**Opdracht**
Welke gassen meet de broeikasgasmeter per meting volgens de tekst over de broeikasgasmetingen? Geef ze allemaal, elk met de scheikundige formule die erbij staat.

Figuur 1. Uitvoering van de broeikasmetingen met links de emmers waarin het gas wordt opgevangen en voorop de trekker de meetapparatuur.
De BKG-metingen zijn uitgevoerd met een geavanceerde broeikasgasmeter merk Innova 1412 die per meting zowel lachgas (N2O), methaan (CH4), koolzuurgas (CO2) en
ammoniak (NH3) meet. De metingen zijn door PPO-AGV
uitgevoerd volgens een vast protocol. Het gasemissie uit
de bodem is opgevangen in emmers en gemeten na 30 minuten emissietijd (Figuur 1). Per teeltsysteem lagen de behandelingen in 4 herhalingen. Per herhaling (plot) is er steeds op 4 plekken gemeten, om ook de ruimtelijke spreiding binnen de plot te kunnen toetsen. Emissies van N2O en CH4 zijn omgerekend naar CO2-equivalenten.

**Getoond materiaal**
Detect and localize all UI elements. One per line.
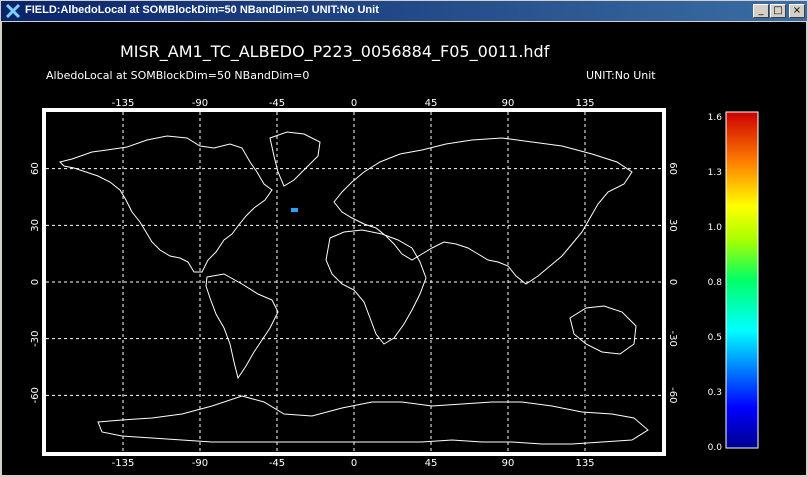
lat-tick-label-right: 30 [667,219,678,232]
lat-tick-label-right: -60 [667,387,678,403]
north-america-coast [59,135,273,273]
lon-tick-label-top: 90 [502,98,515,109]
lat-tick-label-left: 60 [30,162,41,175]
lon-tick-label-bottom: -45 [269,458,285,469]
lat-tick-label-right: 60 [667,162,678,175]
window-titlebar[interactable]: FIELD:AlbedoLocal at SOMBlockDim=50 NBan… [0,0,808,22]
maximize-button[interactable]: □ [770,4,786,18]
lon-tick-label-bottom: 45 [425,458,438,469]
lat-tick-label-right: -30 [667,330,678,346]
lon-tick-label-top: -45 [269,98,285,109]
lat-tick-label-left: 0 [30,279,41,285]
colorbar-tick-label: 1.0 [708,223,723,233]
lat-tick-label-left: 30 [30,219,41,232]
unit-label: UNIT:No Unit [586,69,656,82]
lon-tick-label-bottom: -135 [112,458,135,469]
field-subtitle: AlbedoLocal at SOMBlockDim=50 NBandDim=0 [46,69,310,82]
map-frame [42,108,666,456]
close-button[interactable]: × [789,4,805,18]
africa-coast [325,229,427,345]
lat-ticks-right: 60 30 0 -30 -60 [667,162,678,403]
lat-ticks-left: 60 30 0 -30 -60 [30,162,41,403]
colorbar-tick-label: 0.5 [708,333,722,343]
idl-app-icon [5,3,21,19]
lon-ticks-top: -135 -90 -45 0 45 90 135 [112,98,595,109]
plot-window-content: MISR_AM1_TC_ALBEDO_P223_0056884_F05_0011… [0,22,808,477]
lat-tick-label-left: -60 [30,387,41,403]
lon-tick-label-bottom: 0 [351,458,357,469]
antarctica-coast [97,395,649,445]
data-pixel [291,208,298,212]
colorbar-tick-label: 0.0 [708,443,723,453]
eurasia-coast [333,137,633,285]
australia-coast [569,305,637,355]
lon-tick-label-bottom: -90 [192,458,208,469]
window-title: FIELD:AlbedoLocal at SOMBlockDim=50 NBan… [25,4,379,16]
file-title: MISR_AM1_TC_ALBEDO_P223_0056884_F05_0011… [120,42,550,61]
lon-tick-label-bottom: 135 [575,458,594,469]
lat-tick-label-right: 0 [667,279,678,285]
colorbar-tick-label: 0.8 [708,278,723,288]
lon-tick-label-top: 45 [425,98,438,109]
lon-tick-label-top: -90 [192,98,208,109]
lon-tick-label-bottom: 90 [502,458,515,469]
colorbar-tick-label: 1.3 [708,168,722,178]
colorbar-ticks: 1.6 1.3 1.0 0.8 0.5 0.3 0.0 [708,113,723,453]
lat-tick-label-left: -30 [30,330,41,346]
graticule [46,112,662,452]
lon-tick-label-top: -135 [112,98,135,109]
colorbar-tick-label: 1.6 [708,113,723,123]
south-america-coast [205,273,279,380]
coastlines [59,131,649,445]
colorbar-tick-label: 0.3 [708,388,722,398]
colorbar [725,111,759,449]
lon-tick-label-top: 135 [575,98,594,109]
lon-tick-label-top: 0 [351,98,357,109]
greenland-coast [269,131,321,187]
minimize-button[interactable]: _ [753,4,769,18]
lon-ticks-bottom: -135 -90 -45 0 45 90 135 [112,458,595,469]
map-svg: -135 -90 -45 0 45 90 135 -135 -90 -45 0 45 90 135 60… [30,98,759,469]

**Antwoord**
- lachgas (N2O)
- methaan (CH4)
- koolzuurgas (CO2)
- ammoniak (NH3)